━━━ Material supplied ━━━

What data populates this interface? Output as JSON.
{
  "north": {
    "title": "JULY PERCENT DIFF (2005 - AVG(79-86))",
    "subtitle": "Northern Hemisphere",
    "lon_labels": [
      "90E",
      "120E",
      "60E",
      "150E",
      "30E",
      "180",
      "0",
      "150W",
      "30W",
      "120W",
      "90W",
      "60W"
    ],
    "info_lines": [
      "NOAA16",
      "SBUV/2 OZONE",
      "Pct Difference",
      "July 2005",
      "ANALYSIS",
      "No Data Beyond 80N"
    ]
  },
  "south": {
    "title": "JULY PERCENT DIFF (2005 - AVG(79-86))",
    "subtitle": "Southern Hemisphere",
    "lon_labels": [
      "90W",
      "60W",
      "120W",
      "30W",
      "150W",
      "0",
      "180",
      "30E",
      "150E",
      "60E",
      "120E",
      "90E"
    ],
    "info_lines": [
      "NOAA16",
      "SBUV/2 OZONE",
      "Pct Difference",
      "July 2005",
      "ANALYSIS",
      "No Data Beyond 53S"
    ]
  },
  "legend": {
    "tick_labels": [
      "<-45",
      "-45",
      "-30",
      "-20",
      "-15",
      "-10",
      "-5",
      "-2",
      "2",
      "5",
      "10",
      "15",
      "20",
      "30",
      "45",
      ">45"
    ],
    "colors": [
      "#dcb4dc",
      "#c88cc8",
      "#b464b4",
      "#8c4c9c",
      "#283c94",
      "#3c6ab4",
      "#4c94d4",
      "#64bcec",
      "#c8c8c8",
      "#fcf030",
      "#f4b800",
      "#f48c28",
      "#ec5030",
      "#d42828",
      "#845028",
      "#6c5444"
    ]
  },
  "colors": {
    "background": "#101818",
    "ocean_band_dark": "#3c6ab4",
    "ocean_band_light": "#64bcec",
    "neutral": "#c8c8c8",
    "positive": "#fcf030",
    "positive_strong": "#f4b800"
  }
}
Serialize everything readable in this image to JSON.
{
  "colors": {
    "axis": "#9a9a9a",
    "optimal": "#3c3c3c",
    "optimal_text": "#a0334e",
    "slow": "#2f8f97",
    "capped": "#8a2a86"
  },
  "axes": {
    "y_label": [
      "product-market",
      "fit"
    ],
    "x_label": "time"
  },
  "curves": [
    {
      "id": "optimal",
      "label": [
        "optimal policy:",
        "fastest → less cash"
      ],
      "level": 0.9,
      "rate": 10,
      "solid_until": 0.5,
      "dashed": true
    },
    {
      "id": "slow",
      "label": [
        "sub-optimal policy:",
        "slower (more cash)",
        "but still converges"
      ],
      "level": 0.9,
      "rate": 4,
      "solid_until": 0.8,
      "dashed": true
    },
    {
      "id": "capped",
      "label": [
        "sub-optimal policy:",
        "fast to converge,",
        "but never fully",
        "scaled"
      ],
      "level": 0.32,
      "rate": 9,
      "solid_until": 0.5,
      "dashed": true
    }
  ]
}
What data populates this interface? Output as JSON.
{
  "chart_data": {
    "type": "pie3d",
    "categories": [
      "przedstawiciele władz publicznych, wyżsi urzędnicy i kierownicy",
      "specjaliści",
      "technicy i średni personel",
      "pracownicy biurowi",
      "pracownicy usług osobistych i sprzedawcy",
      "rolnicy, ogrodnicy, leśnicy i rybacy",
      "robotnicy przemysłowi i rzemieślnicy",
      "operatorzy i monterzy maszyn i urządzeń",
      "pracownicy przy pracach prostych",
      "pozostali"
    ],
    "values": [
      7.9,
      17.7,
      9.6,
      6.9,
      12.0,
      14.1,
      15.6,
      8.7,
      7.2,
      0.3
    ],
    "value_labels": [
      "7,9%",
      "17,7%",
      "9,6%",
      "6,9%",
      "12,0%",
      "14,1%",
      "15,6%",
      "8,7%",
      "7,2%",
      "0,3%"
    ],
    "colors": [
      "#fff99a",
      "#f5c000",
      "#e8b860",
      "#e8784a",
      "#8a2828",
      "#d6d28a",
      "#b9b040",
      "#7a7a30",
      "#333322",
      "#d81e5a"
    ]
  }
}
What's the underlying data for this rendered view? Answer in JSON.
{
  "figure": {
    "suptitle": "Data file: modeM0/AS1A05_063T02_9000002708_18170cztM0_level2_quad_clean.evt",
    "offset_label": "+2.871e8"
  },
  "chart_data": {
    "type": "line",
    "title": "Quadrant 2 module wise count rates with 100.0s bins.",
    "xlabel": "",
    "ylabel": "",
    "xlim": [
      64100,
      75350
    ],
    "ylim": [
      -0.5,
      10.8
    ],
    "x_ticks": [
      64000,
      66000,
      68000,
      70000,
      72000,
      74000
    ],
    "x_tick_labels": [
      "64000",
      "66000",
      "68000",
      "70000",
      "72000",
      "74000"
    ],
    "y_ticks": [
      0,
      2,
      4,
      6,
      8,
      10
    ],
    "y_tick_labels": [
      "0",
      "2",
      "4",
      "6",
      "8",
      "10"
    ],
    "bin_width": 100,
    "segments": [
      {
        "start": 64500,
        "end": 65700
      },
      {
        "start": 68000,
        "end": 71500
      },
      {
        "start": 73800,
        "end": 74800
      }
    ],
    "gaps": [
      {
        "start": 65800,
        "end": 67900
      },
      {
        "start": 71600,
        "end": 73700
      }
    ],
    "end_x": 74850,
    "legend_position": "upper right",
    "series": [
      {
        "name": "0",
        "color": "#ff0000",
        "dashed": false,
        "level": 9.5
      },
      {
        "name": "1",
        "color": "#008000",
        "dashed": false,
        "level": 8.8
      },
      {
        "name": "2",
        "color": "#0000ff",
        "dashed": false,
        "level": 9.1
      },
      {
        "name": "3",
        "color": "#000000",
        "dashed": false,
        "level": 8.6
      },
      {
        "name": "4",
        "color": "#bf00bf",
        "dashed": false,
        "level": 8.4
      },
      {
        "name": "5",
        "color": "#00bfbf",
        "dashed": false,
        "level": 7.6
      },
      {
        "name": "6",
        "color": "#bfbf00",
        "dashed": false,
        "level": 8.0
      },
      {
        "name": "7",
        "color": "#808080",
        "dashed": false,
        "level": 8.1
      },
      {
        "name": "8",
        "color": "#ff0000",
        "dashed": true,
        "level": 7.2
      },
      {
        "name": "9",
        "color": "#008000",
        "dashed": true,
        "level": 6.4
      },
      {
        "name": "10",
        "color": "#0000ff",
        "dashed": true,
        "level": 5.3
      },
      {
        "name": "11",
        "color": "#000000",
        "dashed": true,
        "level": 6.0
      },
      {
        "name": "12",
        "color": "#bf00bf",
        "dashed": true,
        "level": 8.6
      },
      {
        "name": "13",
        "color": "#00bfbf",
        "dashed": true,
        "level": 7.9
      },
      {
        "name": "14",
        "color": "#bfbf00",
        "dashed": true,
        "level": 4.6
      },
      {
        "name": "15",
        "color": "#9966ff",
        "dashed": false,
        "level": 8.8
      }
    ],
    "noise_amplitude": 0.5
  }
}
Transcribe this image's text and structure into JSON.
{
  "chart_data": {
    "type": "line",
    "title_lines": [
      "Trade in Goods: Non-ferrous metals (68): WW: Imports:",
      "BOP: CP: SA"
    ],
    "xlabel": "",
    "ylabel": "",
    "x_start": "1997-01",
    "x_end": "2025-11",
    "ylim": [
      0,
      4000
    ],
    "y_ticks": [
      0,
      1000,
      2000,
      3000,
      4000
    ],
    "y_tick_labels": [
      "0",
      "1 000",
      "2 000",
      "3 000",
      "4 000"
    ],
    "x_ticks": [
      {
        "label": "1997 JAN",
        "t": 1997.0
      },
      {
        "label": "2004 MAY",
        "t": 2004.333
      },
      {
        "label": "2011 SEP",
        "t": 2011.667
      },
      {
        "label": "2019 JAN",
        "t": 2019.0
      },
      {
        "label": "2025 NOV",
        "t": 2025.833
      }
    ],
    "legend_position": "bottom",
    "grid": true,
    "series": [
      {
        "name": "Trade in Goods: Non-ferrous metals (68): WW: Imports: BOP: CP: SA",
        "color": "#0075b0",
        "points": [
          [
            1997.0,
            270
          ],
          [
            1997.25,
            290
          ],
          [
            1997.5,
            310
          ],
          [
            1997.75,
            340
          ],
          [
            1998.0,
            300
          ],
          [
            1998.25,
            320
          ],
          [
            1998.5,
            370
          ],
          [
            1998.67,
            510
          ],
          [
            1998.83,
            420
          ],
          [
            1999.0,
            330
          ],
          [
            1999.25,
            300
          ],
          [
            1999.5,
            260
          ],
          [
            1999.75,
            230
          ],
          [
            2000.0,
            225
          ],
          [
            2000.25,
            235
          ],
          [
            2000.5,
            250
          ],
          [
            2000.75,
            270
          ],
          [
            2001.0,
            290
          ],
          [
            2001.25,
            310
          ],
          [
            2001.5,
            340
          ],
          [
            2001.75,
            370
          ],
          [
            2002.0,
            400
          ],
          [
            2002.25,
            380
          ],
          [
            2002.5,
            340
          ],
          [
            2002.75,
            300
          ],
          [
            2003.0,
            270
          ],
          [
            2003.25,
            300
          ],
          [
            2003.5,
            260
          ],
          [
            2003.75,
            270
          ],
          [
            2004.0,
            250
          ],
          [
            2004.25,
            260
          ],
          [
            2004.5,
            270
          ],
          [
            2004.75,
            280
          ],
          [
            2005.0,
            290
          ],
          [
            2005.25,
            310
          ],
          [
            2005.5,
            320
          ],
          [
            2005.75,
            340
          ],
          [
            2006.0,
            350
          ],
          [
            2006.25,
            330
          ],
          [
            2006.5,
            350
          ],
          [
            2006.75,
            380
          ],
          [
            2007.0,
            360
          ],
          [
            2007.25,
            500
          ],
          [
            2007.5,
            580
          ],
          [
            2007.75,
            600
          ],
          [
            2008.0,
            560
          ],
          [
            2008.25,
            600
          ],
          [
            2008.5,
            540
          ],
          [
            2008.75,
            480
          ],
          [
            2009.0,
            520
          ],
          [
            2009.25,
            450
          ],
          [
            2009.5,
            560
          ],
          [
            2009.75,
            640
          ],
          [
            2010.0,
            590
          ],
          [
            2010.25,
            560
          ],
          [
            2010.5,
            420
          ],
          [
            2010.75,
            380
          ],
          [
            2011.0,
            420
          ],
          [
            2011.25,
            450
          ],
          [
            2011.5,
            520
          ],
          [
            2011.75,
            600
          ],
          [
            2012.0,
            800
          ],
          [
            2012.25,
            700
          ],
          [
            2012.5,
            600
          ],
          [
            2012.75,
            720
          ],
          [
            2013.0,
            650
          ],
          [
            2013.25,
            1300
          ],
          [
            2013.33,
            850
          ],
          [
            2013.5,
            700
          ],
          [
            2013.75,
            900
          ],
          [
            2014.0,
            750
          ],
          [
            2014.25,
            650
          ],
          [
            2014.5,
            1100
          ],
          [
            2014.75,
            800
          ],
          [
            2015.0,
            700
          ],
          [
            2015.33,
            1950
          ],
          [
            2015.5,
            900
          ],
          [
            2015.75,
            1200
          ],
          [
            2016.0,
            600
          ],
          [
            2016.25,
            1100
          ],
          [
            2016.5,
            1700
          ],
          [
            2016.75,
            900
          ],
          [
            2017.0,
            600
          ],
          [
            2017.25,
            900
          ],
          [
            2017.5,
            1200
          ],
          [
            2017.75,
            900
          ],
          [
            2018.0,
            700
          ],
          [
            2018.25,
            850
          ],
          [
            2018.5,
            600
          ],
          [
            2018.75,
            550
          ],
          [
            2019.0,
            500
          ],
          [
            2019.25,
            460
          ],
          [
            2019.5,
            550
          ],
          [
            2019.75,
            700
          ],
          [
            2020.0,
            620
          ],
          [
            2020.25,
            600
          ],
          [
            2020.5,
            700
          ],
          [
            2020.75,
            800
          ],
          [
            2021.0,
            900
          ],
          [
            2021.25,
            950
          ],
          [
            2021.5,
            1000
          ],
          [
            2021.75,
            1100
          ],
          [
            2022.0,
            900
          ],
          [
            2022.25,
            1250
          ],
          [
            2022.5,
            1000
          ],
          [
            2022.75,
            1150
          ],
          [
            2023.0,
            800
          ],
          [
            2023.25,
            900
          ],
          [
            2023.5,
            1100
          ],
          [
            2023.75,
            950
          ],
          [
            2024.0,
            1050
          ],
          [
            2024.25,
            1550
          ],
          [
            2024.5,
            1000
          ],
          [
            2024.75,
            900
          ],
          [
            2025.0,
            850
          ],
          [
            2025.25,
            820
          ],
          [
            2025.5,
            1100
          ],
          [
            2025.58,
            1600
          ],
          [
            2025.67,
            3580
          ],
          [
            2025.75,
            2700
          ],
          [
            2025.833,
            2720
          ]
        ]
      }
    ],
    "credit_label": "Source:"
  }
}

━━━

Aim of the exercise:
Report how many lines above hold the string "Imports", giving nothing but the number.

Finished answer:
2